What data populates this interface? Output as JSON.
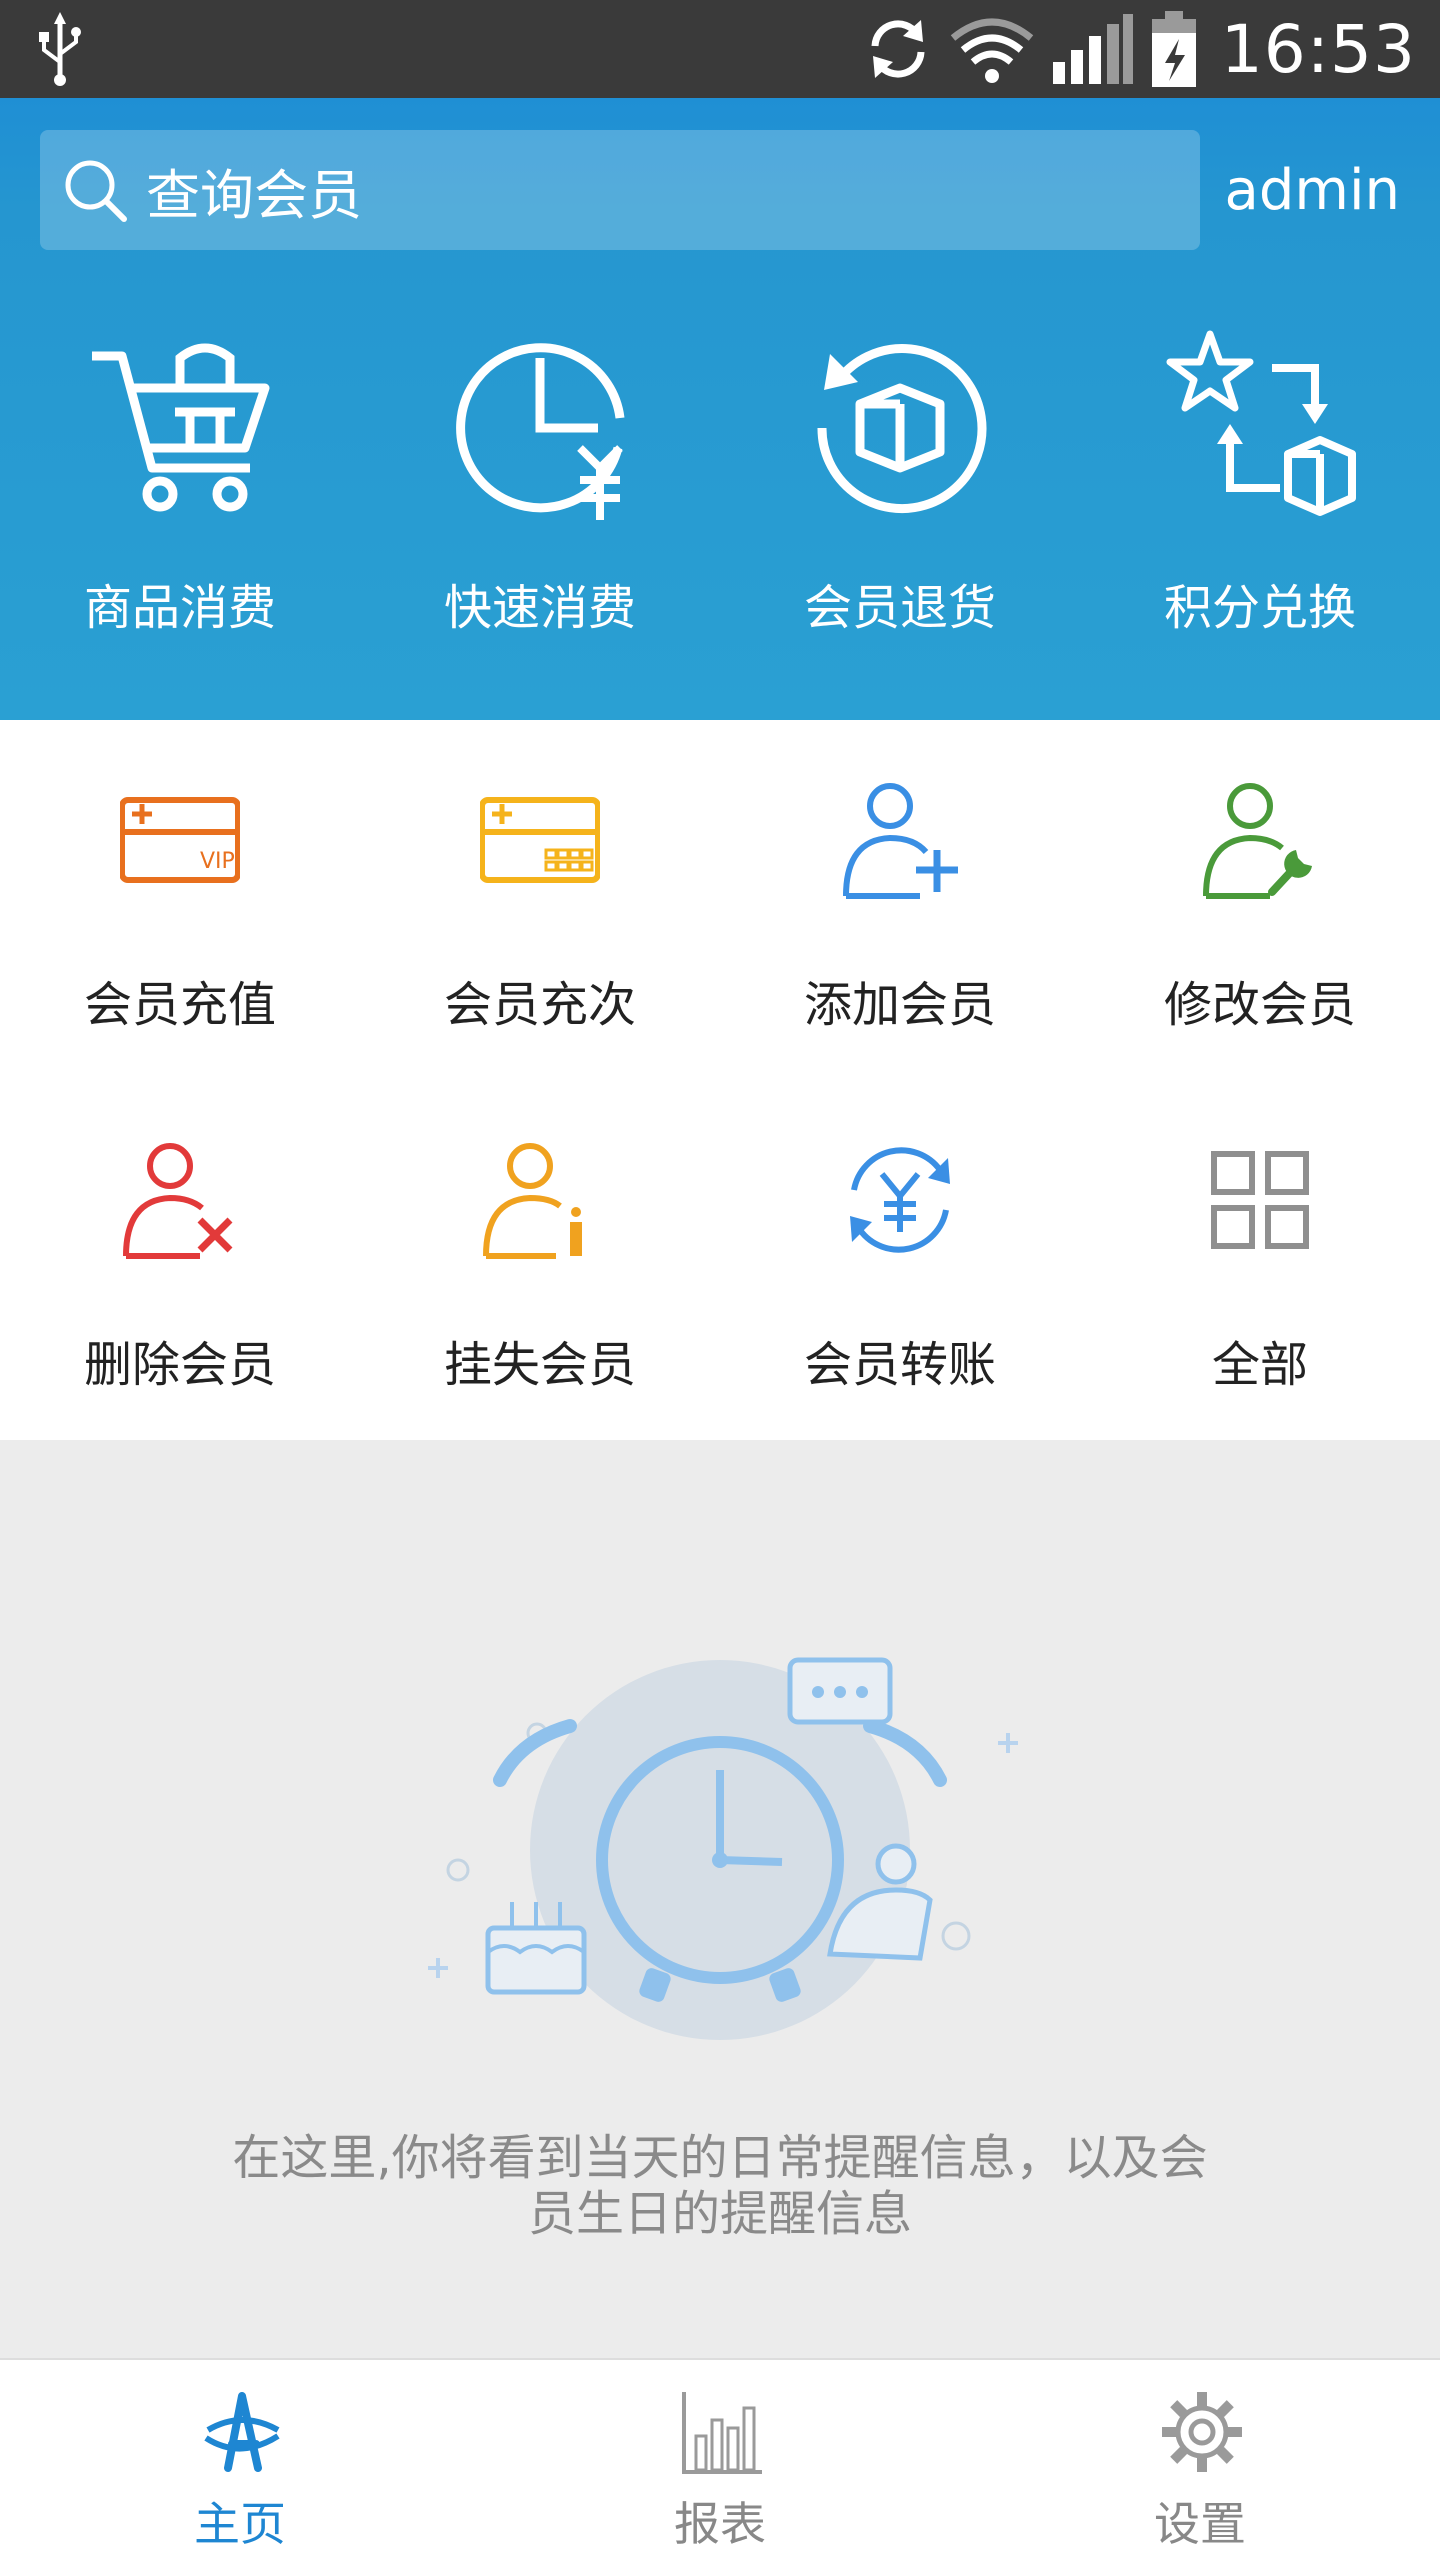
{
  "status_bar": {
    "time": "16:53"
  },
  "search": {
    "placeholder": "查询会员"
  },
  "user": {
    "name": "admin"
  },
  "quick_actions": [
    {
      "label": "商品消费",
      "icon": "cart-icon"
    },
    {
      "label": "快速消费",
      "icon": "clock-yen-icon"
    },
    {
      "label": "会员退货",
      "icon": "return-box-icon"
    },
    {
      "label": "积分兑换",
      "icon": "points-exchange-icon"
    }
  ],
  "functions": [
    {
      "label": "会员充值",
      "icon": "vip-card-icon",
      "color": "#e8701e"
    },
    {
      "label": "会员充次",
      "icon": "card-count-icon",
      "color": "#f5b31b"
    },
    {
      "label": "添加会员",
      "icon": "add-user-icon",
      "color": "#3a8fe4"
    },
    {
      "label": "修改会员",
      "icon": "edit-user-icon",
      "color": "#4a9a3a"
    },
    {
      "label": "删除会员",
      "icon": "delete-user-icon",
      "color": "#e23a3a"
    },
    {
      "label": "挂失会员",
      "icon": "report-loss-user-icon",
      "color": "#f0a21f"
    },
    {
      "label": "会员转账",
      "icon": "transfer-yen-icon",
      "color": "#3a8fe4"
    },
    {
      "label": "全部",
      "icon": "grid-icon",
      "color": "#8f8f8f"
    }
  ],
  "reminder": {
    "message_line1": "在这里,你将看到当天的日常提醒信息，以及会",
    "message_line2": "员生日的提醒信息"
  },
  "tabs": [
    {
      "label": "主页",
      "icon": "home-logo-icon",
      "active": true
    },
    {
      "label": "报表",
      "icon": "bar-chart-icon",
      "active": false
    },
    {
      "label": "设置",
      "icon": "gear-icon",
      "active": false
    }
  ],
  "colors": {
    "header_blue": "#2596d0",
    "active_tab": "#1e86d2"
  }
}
□ □ □ □ □ □ □
Goal:
Where a line in the entries holds "card", copy that line.

Solution to the exercise:
      "icon": "vip-card-icon",
      "icon": "card-count-icon",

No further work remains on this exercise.